▶ [DATASET RECORDS]
================================

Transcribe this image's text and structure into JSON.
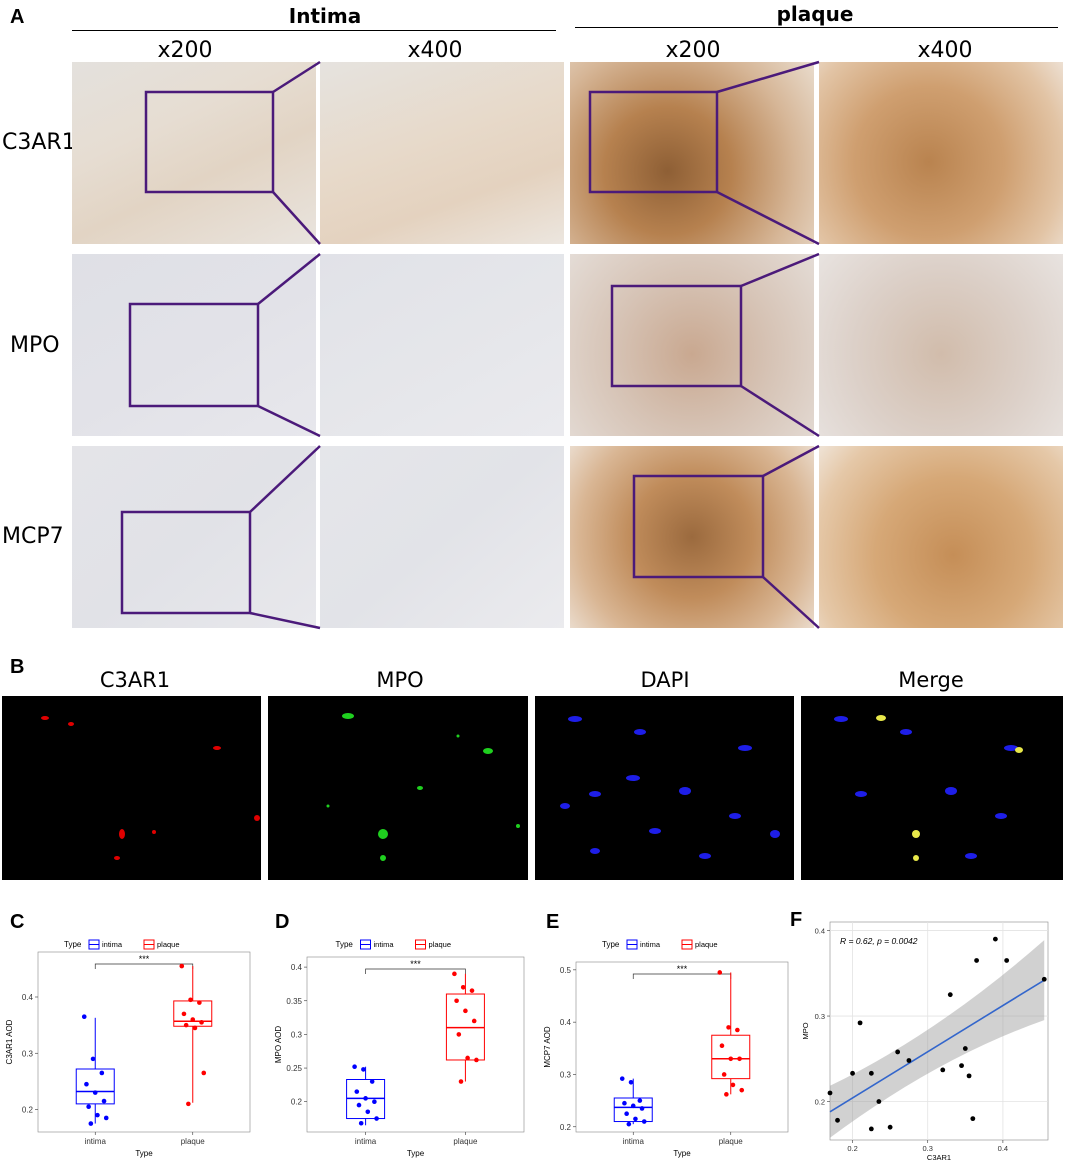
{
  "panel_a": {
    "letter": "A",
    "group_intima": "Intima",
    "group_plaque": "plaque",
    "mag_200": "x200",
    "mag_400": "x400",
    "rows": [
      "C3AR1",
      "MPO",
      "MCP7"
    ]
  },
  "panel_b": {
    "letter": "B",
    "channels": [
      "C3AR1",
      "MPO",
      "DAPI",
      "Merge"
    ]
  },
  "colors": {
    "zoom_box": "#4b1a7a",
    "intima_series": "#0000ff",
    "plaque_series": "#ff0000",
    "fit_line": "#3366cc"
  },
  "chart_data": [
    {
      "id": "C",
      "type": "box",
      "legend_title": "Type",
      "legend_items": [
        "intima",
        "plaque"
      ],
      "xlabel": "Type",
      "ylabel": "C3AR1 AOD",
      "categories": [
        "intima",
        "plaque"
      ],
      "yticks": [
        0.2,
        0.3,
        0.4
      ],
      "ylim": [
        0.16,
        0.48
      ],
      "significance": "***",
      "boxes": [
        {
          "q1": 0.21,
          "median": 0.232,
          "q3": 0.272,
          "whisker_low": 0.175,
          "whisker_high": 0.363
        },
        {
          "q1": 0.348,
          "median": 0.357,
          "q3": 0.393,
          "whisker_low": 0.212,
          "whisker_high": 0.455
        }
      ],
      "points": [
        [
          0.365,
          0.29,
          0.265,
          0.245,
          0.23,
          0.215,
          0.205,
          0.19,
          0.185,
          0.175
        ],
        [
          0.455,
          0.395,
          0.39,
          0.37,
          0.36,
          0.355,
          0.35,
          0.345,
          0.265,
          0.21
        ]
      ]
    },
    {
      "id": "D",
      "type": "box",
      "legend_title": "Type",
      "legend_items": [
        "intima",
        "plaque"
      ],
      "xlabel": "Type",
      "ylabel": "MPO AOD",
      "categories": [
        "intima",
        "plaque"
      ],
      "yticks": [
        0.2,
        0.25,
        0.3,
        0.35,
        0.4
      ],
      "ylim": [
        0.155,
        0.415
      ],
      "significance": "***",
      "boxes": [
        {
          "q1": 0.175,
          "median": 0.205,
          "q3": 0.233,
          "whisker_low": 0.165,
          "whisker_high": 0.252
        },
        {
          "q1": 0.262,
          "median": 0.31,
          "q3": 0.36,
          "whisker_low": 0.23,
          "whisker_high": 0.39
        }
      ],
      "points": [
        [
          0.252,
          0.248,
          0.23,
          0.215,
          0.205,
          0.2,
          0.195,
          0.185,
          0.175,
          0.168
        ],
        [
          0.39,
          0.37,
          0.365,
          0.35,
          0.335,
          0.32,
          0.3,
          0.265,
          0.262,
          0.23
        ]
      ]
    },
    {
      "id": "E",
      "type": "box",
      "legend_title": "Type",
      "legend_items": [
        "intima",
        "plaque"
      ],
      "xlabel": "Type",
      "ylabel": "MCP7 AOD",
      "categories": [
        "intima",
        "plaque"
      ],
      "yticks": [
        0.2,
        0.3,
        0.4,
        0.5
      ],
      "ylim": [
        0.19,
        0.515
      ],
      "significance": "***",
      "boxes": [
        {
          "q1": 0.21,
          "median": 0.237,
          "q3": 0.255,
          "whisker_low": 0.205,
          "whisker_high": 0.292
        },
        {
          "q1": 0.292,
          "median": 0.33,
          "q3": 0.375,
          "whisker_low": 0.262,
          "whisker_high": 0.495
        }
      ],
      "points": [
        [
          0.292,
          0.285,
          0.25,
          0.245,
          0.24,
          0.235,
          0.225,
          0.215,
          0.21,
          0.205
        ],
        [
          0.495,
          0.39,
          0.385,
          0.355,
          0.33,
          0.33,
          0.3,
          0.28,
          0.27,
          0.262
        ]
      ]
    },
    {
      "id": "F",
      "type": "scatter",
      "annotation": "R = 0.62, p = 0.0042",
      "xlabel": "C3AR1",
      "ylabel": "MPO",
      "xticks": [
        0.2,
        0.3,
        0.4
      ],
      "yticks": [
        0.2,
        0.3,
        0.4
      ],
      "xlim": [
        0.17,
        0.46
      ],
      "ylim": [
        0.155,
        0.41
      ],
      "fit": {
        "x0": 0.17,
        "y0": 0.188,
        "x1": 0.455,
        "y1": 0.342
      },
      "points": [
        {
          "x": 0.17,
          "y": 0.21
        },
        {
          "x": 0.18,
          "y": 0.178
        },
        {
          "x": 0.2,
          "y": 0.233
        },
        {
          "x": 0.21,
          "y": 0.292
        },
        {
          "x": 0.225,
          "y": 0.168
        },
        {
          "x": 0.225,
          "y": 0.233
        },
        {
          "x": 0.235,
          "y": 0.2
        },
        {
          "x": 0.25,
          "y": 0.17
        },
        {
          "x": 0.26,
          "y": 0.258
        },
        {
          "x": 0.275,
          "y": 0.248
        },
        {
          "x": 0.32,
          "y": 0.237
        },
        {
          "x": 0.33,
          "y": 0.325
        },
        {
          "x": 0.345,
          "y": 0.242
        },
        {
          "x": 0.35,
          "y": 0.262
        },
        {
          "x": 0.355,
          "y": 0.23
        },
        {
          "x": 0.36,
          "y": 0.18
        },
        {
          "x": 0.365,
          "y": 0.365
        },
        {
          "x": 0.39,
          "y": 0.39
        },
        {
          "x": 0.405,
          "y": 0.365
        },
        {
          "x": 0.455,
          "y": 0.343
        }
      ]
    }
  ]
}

================================

▶ [WRITTEN INSTRUCTION] Each line that has the word "ylabel" should be copied.

▶ [CORRECT RESPONSE]
      "ylabel": "C3AR1 AOD",
      "ylabel": "MPO AOD",
      "ylabel": "MCP7 AOD",
      "ylabel": "MPO",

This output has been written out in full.